## Start LISTED ENTRIES

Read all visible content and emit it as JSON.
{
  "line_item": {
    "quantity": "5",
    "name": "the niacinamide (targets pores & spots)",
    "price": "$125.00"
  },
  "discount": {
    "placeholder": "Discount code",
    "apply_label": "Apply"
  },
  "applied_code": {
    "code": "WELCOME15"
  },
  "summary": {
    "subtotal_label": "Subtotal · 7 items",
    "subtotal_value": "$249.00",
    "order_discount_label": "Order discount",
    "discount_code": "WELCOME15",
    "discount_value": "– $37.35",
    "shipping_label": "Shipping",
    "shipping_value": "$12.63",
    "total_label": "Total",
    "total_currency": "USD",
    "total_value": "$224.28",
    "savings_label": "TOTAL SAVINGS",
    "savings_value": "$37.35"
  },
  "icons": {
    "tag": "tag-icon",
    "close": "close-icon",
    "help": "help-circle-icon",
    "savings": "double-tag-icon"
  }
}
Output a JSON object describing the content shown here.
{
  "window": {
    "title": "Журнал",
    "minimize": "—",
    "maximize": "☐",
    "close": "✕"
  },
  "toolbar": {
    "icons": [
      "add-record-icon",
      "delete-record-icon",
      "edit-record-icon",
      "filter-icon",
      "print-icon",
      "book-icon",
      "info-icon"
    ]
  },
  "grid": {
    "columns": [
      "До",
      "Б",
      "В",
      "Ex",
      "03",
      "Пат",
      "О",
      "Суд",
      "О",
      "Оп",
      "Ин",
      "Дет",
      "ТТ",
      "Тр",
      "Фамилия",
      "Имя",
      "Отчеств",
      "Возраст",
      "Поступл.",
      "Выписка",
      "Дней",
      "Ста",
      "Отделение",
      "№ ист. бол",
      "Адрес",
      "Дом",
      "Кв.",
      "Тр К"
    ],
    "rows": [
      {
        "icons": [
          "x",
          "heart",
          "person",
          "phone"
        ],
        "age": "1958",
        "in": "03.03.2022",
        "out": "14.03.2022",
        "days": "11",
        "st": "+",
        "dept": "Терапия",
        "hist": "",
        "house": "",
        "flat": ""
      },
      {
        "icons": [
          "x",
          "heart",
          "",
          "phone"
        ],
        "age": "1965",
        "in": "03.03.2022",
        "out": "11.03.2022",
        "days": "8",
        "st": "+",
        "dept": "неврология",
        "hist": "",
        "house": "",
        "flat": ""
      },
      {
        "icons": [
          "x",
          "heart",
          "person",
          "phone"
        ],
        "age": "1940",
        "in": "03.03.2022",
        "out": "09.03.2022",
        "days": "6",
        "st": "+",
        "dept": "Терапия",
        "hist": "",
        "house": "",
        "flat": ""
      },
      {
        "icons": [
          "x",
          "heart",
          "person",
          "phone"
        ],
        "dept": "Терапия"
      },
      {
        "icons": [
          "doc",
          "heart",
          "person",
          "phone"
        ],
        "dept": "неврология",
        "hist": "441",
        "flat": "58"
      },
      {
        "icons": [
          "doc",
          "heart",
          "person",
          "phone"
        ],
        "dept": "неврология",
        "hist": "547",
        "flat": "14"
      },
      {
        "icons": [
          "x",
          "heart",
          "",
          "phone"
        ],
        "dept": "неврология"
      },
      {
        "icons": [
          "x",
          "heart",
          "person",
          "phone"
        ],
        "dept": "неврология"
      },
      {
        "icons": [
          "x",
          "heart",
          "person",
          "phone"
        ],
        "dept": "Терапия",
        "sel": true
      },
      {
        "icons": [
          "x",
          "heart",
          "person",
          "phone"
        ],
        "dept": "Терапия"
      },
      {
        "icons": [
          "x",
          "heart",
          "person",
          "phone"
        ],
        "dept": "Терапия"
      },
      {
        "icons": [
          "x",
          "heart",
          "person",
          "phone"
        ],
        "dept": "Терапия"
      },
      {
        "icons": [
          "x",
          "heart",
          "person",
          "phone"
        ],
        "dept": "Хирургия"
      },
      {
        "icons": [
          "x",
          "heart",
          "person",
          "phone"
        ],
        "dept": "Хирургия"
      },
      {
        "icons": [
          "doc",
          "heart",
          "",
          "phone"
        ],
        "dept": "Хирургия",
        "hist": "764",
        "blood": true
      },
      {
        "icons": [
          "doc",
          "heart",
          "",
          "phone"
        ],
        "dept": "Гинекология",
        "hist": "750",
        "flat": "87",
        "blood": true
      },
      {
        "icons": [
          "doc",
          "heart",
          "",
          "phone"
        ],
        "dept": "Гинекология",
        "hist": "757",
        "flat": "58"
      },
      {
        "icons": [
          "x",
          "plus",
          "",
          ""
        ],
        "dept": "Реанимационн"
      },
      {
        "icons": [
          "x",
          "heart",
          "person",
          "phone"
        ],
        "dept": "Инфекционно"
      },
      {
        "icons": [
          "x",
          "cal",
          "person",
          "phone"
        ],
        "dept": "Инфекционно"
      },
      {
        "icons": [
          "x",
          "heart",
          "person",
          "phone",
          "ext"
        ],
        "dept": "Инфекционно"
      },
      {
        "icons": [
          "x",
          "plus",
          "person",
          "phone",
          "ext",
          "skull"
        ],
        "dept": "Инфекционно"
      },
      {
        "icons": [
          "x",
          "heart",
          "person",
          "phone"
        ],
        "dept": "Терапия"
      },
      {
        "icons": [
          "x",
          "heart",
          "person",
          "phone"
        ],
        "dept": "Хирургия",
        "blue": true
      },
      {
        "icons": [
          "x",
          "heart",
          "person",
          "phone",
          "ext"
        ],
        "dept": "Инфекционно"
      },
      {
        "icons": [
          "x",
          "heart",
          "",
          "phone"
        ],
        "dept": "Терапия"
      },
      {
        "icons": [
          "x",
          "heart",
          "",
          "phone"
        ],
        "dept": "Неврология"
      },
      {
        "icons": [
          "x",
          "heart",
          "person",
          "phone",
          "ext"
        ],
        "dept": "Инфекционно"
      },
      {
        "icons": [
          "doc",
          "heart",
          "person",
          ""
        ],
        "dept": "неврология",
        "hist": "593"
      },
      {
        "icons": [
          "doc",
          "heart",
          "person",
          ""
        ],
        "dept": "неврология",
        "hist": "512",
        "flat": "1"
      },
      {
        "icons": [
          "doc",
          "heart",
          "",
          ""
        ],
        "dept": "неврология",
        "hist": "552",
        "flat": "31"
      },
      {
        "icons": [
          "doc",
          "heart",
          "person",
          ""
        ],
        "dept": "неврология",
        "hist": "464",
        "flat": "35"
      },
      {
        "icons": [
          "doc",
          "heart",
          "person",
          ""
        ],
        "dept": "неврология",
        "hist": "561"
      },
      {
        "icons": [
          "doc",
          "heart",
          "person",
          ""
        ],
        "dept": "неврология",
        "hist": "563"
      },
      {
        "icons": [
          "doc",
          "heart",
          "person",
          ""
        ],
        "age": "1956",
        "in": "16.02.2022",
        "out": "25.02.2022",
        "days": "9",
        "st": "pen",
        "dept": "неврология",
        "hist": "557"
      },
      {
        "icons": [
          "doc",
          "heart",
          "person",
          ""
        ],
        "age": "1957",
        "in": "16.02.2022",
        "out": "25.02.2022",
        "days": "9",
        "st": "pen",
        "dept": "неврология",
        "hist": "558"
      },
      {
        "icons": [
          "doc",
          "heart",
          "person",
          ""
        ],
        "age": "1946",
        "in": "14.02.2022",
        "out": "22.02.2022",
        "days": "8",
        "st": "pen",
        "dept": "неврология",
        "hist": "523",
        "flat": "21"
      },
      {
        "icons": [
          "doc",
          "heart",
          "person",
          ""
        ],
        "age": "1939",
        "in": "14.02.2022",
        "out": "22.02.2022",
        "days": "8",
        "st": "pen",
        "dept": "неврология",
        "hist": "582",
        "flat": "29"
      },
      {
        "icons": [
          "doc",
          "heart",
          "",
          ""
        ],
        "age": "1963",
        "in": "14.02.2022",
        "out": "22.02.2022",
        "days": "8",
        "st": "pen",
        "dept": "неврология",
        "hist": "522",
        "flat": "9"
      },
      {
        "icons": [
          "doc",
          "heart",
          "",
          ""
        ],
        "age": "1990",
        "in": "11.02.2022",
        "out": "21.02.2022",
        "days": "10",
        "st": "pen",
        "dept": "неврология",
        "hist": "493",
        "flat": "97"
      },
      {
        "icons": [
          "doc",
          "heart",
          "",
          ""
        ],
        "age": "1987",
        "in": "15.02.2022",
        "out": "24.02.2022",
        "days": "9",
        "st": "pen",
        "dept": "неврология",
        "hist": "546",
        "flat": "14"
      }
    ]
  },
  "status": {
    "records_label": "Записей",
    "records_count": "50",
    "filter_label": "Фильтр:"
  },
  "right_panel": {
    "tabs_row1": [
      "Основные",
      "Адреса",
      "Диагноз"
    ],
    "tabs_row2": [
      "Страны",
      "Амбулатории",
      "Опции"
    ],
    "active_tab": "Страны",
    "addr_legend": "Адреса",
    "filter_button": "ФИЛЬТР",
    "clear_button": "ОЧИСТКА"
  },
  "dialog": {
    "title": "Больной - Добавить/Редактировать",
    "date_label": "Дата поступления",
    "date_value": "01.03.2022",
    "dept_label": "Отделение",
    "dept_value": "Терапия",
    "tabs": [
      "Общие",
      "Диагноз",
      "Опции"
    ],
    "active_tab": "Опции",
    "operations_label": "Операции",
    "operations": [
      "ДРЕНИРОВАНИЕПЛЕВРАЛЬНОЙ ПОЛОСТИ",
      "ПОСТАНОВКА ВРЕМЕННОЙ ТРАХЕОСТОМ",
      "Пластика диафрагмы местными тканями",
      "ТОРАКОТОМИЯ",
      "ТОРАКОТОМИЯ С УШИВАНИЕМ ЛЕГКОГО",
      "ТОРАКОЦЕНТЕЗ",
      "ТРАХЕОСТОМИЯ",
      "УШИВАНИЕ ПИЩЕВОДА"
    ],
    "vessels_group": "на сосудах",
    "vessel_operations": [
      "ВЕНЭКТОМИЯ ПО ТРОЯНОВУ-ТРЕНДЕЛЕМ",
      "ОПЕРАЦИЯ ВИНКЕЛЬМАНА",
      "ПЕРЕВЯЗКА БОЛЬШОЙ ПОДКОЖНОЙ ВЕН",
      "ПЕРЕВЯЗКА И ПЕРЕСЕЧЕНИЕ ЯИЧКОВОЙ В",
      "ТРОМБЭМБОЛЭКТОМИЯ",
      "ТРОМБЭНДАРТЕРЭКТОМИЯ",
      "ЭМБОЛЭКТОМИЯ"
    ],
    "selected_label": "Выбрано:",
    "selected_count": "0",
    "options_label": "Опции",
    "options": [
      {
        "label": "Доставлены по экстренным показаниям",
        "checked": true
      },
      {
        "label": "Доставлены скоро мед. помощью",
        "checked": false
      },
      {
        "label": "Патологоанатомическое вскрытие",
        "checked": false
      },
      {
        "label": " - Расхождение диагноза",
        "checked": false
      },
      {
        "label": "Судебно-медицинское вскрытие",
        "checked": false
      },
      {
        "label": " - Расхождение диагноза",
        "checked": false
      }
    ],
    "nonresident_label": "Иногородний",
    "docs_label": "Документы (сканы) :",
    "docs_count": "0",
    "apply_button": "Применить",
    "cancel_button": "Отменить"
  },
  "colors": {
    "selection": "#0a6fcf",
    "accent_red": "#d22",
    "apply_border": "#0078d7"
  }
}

## End LISTED ENTRIES

### [PROBLEM TO WORK ON]
Return every line in the listing that contains the word "JSON".

### [COMPLETED TASK]
Read all visible content and emit it as JSON.
Output a JSON object describing the content shown here.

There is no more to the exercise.